▶ Dataset rows:
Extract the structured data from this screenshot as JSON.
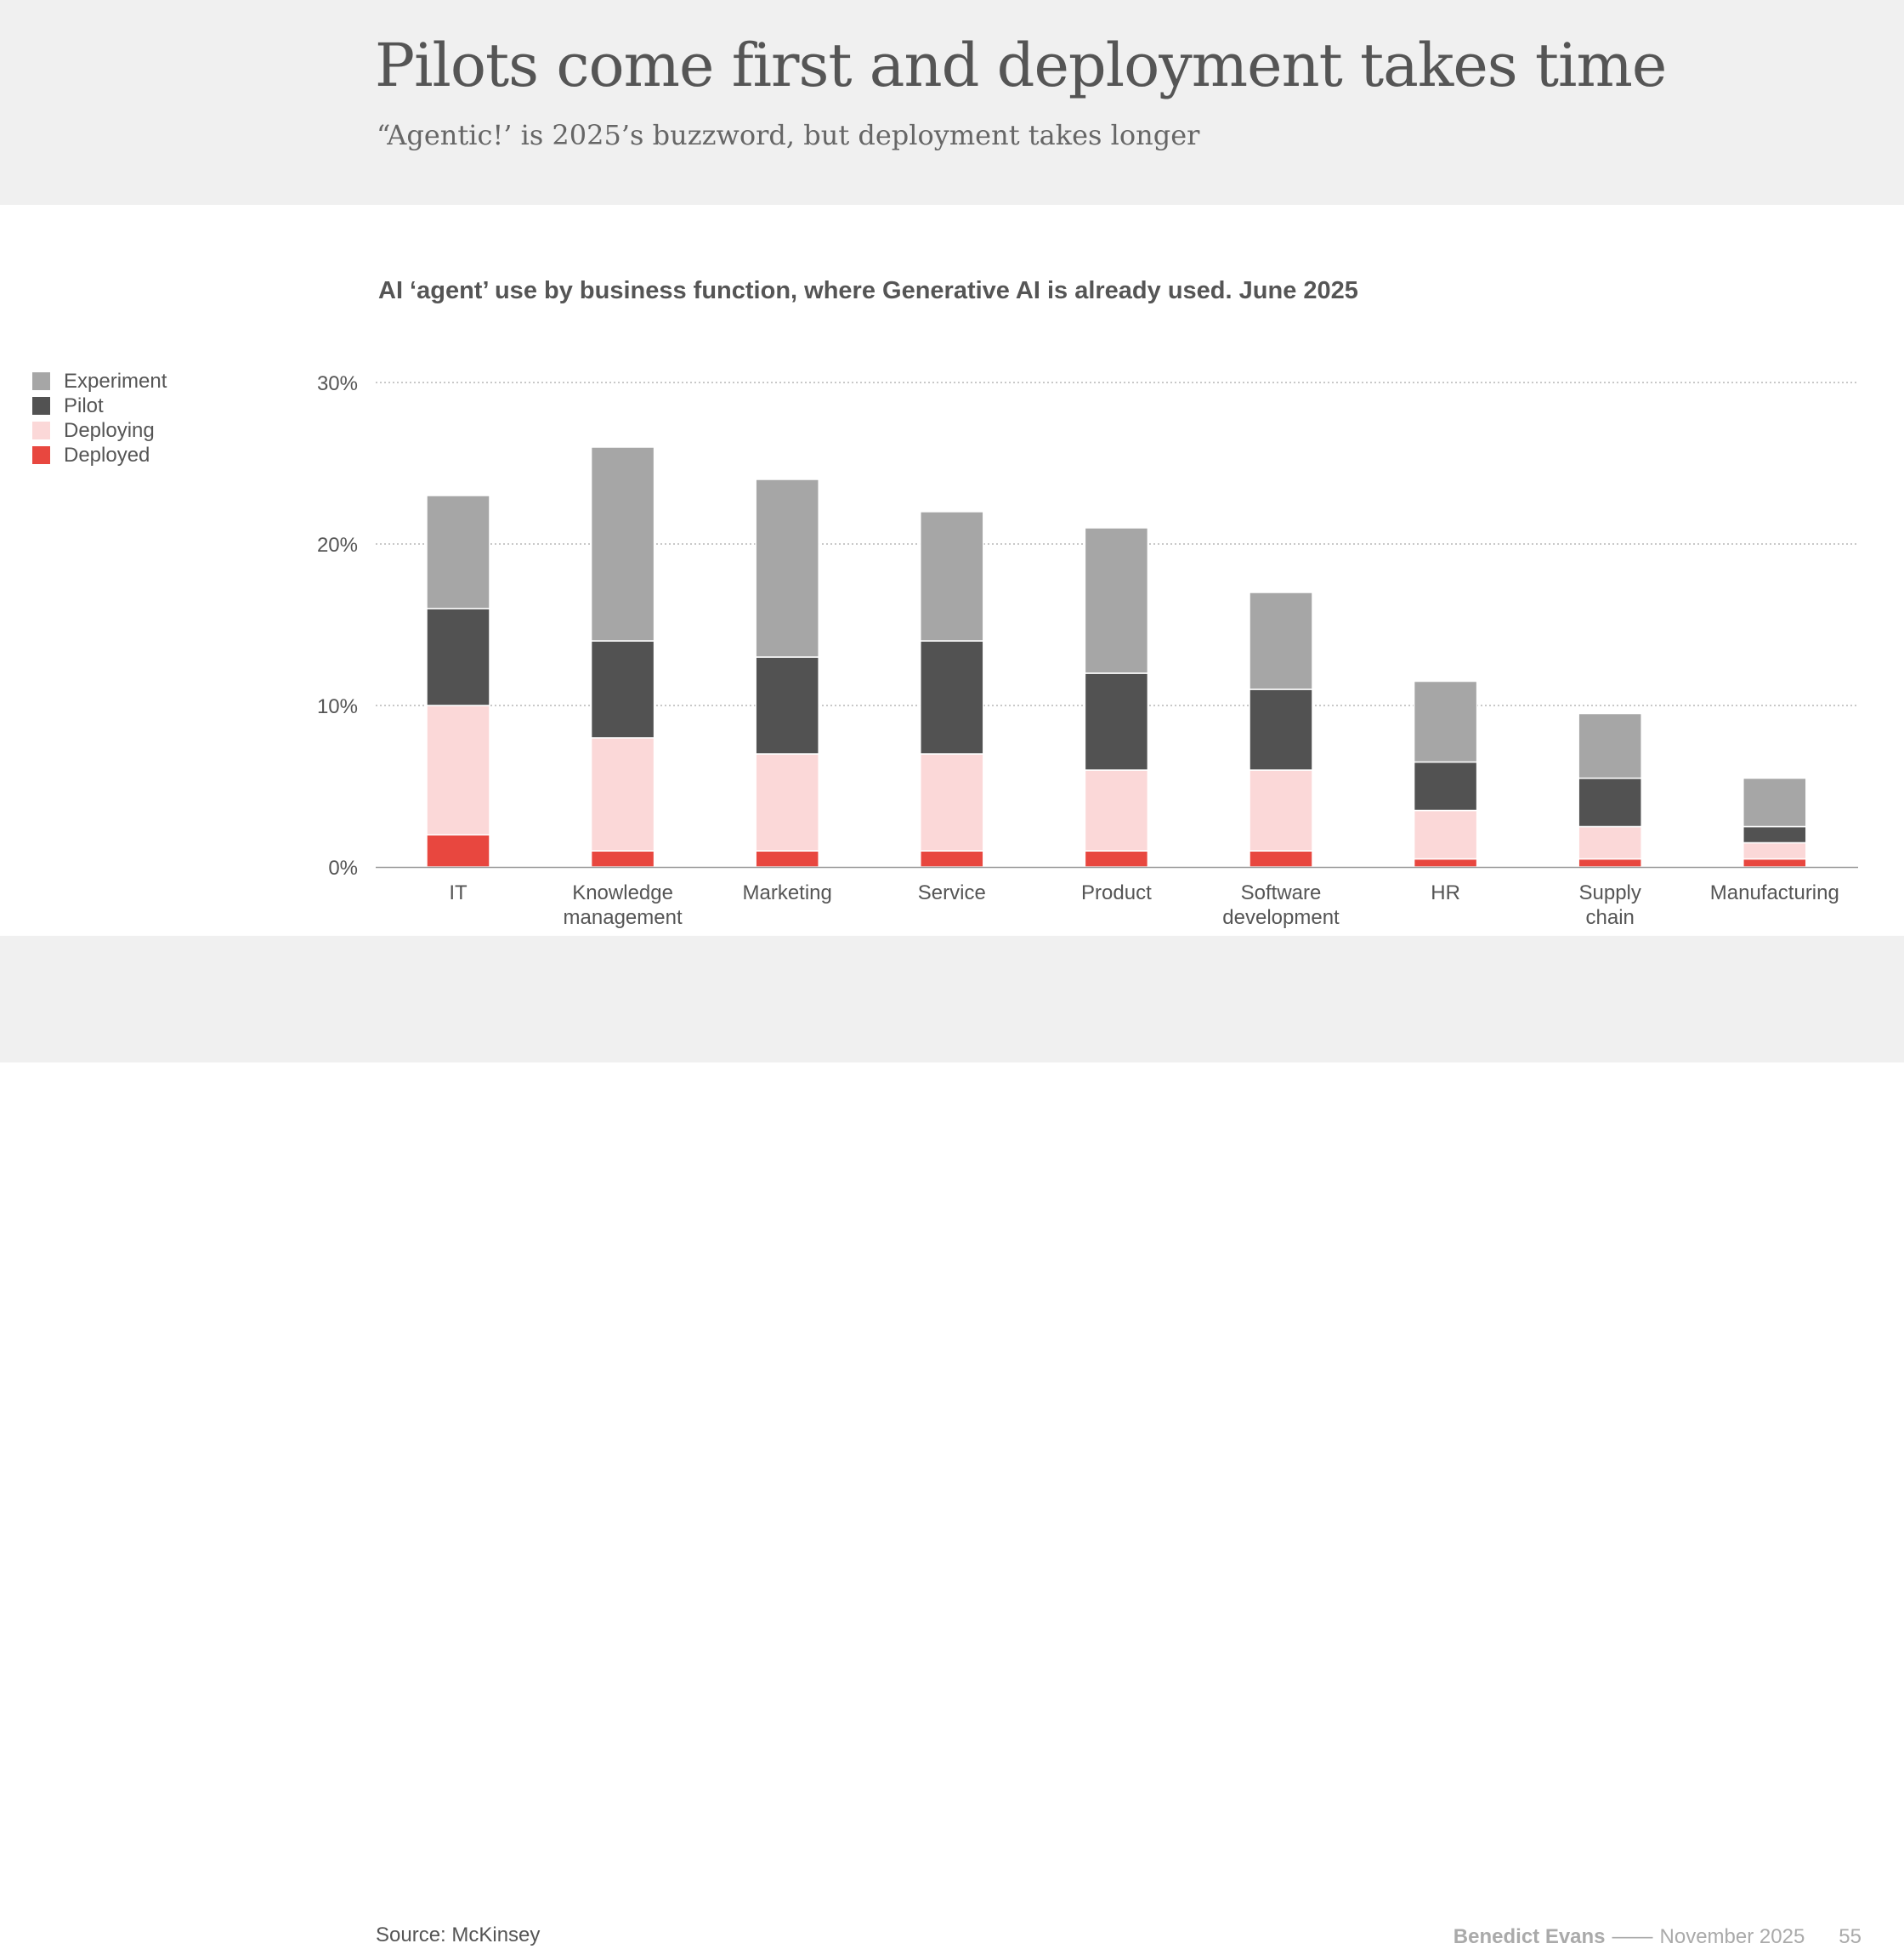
{
  "slide": {
    "title": "Pilots come first and deployment takes time",
    "subtitle": "“Agentic!’ is 2025’s buzzword, but deployment takes longer",
    "source": "Source: McKinsey",
    "author": "Benedict Evans",
    "separator": "——",
    "date": "November 2025",
    "page": "55"
  },
  "chart_data": {
    "type": "bar",
    "stacked": true,
    "title": "AI ‘agent’ use by business function, where Generative AI is already used. June 2025",
    "categories": [
      [
        "IT"
      ],
      [
        "Knowledge",
        "management"
      ],
      [
        "Marketing"
      ],
      [
        "Service"
      ],
      [
        "Product"
      ],
      [
        "Software",
        "development"
      ],
      [
        "HR"
      ],
      [
        "Supply",
        "chain"
      ],
      [
        "Manufacturing"
      ]
    ],
    "series": [
      {
        "name": "Deployed",
        "color": "#e8473f",
        "values": [
          2,
          1,
          1,
          1,
          1,
          1,
          0.5,
          0.5,
          0.5
        ]
      },
      {
        "name": "Deploying",
        "color": "#fbd8d8",
        "values": [
          8,
          7,
          6,
          6,
          5,
          5,
          3,
          2,
          1
        ]
      },
      {
        "name": "Pilot",
        "color": "#525252",
        "values": [
          6,
          6,
          6,
          7,
          6,
          5,
          3,
          3,
          1
        ]
      },
      {
        "name": "Experiment",
        "color": "#a6a6a6",
        "values": [
          7,
          12,
          11,
          8,
          9,
          6,
          5,
          4,
          3
        ]
      }
    ],
    "legend_order": [
      "Experiment",
      "Pilot",
      "Deploying",
      "Deployed"
    ],
    "ylim": [
      0,
      30
    ],
    "yticks": [
      0,
      10,
      20,
      30
    ],
    "ytick_labels": [
      "0%",
      "10%",
      "20%",
      "30%"
    ],
    "grid": true,
    "legend_position": "left"
  }
}
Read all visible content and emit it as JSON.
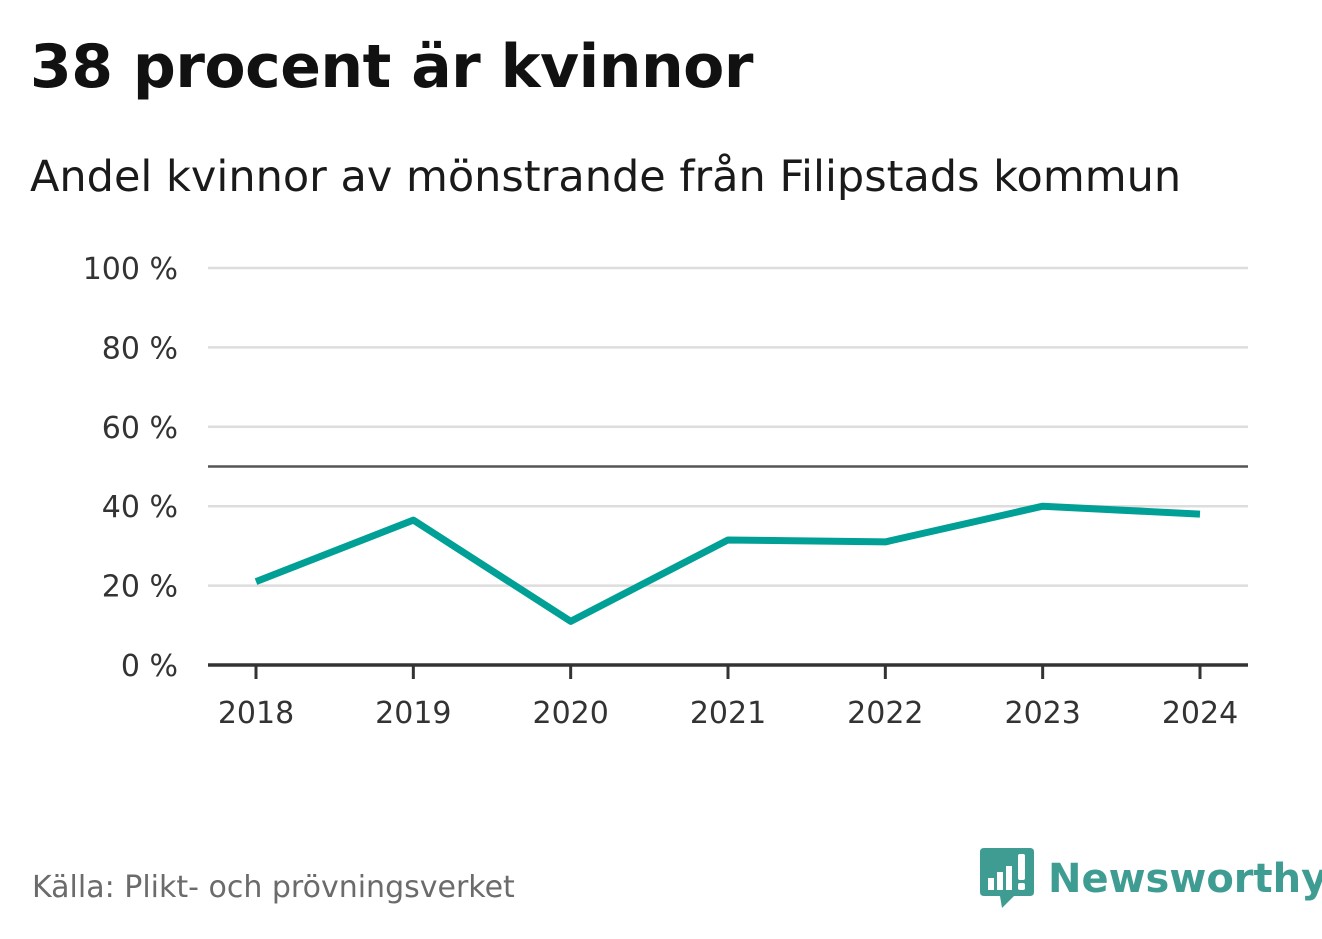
{
  "chart_data": {
    "type": "line",
    "title": "38 procent är kvinnor",
    "subtitle": "Andel kvinnor av mönstrande från Filipstads kommun",
    "categories": [
      "2018",
      "2019",
      "2020",
      "2021",
      "2022",
      "2023",
      "2024"
    ],
    "series": [
      {
        "name": "Andel kvinnor",
        "values": [
          21,
          36.5,
          11,
          31.5,
          31,
          40,
          38
        ],
        "color": "#00a096"
      }
    ],
    "yticks": [
      "0 %",
      "20 %",
      "40 %",
      "60 %",
      "80 %",
      "100 %"
    ],
    "ytick_values": [
      0,
      20,
      40,
      60,
      80,
      100
    ],
    "ylim": [
      0,
      100
    ],
    "reference_line": 50,
    "xlabel": "",
    "ylabel": "",
    "grid": true
  },
  "source": "Källa: Plikt- och prövningsverket",
  "brand": {
    "name": "Newsworthy",
    "color": "#3f9c92"
  },
  "colors": {
    "gridline": "#dddddd",
    "axis": "#333333",
    "reference": "#555555"
  }
}
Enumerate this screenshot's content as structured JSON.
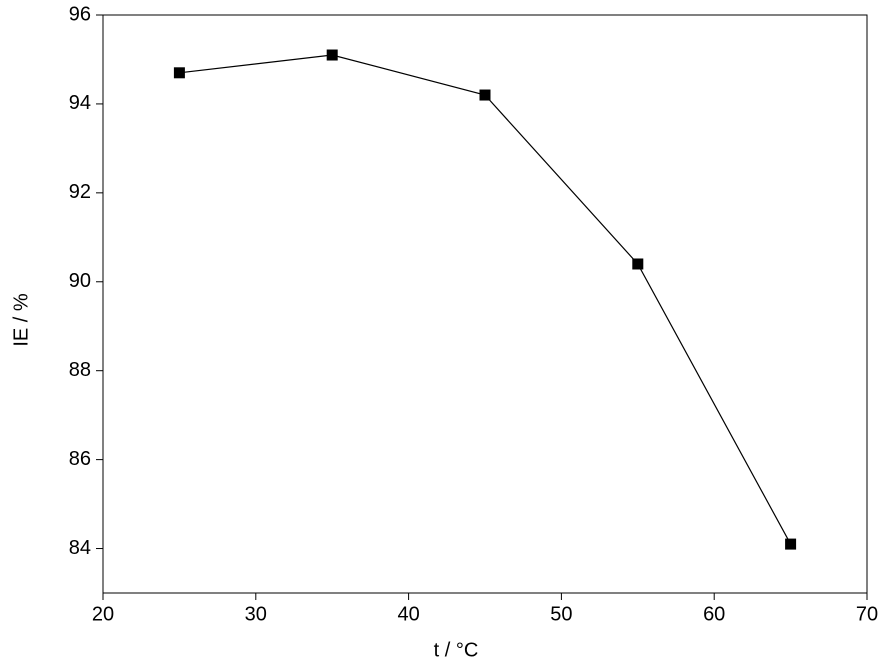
{
  "chart_data": {
    "type": "line",
    "x_label": "t / °C",
    "y_label": "IE / %",
    "x": [
      25,
      35,
      45,
      55,
      65
    ],
    "series": [
      {
        "name": "IE",
        "color": "#000000",
        "values": [
          94.7,
          95.1,
          94.2,
          90.4,
          84.1
        ]
      }
    ],
    "xlim": [
      20,
      70
    ],
    "xticks": [
      20,
      30,
      40,
      50,
      60,
      70
    ],
    "ylim": [
      83,
      96
    ],
    "yticks": [
      84,
      86,
      88,
      90,
      92,
      94,
      96
    ],
    "grid": false,
    "legend": false
  }
}
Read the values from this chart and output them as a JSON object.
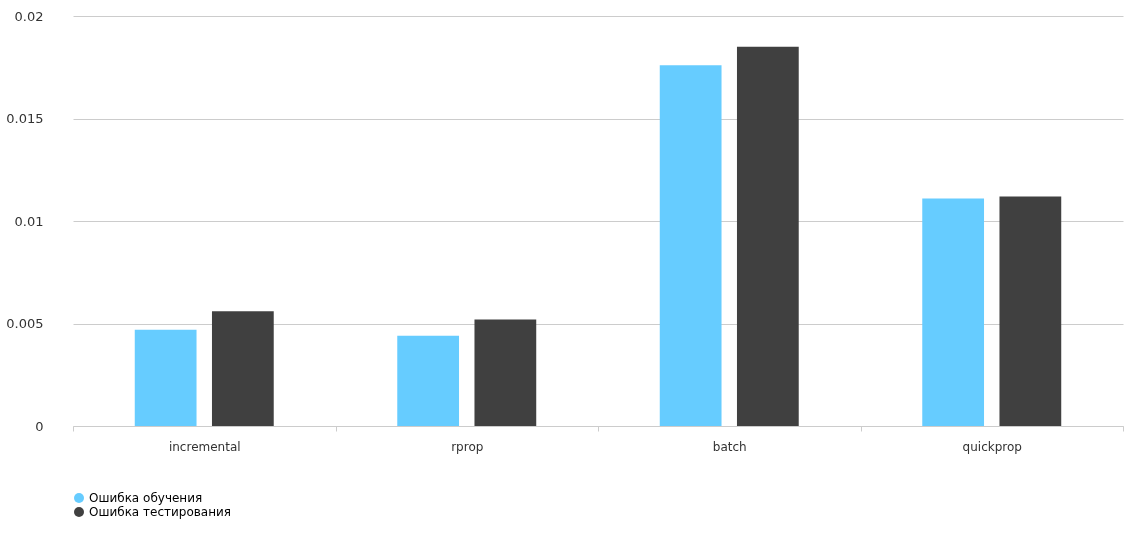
{
  "chart_data": {
    "type": "bar",
    "categories": [
      "incremental",
      "rprop",
      "batch",
      "quickprop"
    ],
    "series": [
      {
        "name": "Ошибка обучения",
        "color": "#66ccff",
        "values": [
          0.0047,
          0.0044,
          0.0176,
          0.0111
        ]
      },
      {
        "name": "Ошибка тестирования",
        "color": "#404040",
        "values": [
          0.0056,
          0.0052,
          0.0185,
          0.0112
        ]
      }
    ],
    "ylim": [
      0,
      0.02
    ],
    "yticks": [
      0,
      0.005,
      0.01,
      0.015,
      0.02
    ],
    "grid": "y",
    "legend": "bottom"
  }
}
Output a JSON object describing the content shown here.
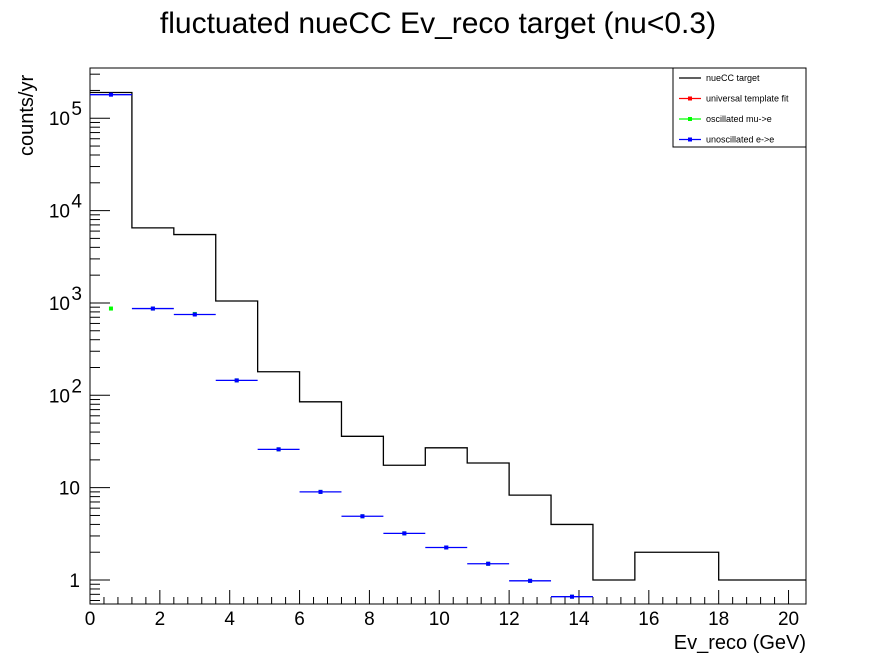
{
  "chart_data": {
    "type": "histogram",
    "title": "fluctuated nueCC Ev_reco target (nu<0.3)",
    "xlabel": "Ev_reco (GeV)",
    "ylabel": "counts/yr",
    "xlim": [
      0,
      20.5
    ],
    "ylim": [
      0.55,
      350000
    ],
    "yscale": "log",
    "bin_edges": [
      0,
      1.2,
      2.4,
      3.6,
      4.8,
      6.0,
      7.2,
      8.4,
      9.6,
      10.8,
      12.0,
      13.2,
      14.4,
      15.6,
      18.0,
      20.5
    ],
    "x_ticks": [
      0,
      2,
      4,
      6,
      8,
      10,
      12,
      14,
      16,
      18,
      20
    ],
    "x_tick_labels": [
      "0",
      "2",
      "4",
      "6",
      "8",
      "10",
      "12",
      "14",
      "16",
      "18",
      "20"
    ],
    "y_tick_labels": [
      {
        "value": 1,
        "base": "1",
        "exp": ""
      },
      {
        "value": 10,
        "base": "10",
        "exp": ""
      },
      {
        "value": 100,
        "base": "10",
        "exp": "2"
      },
      {
        "value": 1000,
        "base": "10",
        "exp": "3"
      },
      {
        "value": 10000,
        "base": "10",
        "exp": "4"
      },
      {
        "value": 100000,
        "base": "10",
        "exp": "5"
      }
    ],
    "grid": false,
    "legend_position": "top-right",
    "series": [
      {
        "name": "nueCC target",
        "style": "step",
        "color": "#000000",
        "values": [
          190000,
          6500,
          5500,
          1050,
          180,
          85,
          36,
          17.5,
          27,
          18.5,
          8.3,
          4.0,
          1.0,
          2.0,
          1.0
        ]
      },
      {
        "name": "universal template fit",
        "style": "points",
        "color": "#ff0000",
        "values": []
      },
      {
        "name": "oscillated mu->e",
        "style": "points",
        "color": "#00ff00",
        "x": [
          0.6,
          1.8,
          3.0,
          4.2,
          5.4,
          6.6,
          7.8,
          9.0,
          10.2,
          11.4,
          12.6,
          13.8
        ],
        "values": [
          870,
          870,
          760,
          145,
          26,
          9.0,
          4.9,
          3.2,
          2.25,
          1.5,
          0.98,
          0.66
        ]
      },
      {
        "name": "unoscillated e->e",
        "style": "hbars",
        "color": "#0000ff",
        "x": [
          0.6,
          1.8,
          3.0,
          4.2,
          5.4,
          6.6,
          7.8,
          9.0,
          10.2,
          11.4,
          12.6,
          13.8
        ],
        "half_width": 0.6,
        "values": [
          180000,
          870,
          750,
          145,
          26,
          9.0,
          4.9,
          3.2,
          2.25,
          1.5,
          0.98,
          0.66
        ]
      }
    ]
  }
}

▶ What this task involves:
List all lines holding the string "object".

▶ Task answer:
Read the values from this chart and output them as a JSON object.
Output a JSON object describing the content shown here.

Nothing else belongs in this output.